(Excerpt from a dataset)
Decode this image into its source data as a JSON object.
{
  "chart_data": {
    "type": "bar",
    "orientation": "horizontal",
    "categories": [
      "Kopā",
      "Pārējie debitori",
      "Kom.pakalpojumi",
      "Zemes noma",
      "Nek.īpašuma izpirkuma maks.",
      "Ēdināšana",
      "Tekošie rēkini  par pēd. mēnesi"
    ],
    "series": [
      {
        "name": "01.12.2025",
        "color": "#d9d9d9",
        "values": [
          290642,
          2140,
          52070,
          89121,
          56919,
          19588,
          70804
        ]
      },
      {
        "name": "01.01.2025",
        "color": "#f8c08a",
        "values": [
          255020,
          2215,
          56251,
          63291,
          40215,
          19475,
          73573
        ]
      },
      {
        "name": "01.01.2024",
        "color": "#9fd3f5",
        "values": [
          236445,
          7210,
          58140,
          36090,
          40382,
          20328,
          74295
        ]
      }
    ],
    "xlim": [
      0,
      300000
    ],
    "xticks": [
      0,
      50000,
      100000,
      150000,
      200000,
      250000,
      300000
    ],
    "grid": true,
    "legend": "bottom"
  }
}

● **Stated goal**: Repeat the records above exactly, leaving none out.

● **Expected output**:
Decode this image into its source data as a JSON object.
{
  "chart_data": {
    "type": "bar",
    "orientation": "horizontal",
    "categories": [
      "Kopā",
      "Pārējie debitori",
      "Kom.pakalpojumi",
      "Zemes noma",
      "Nek.īpašuma izpirkuma maks.",
      "Ēdināšana",
      "Tekošie rēkini  par pēd. mēnesi"
    ],
    "series": [
      {
        "name": "01.12.2025",
        "color": "#d9d9d9",
        "values": [
          290642,
          2140,
          52070,
          89121,
          56919,
          19588,
          70804
        ]
      },
      {
        "name": "01.01.2025",
        "color": "#f8c08a",
        "values": [
          255020,
          2215,
          56251,
          63291,
          40215,
          19475,
          73573
        ]
      },
      {
        "name": "01.01.2024",
        "color": "#9fd3f5",
        "values": [
          236445,
          7210,
          58140,
          36090,
          40382,
          20328,
          74295
        ]
      }
    ],
    "xlim": [
      0,
      300000
    ],
    "xticks": [
      0,
      50000,
      100000,
      150000,
      200000,
      250000,
      300000
    ],
    "grid": true,
    "legend": "bottom"
  }
}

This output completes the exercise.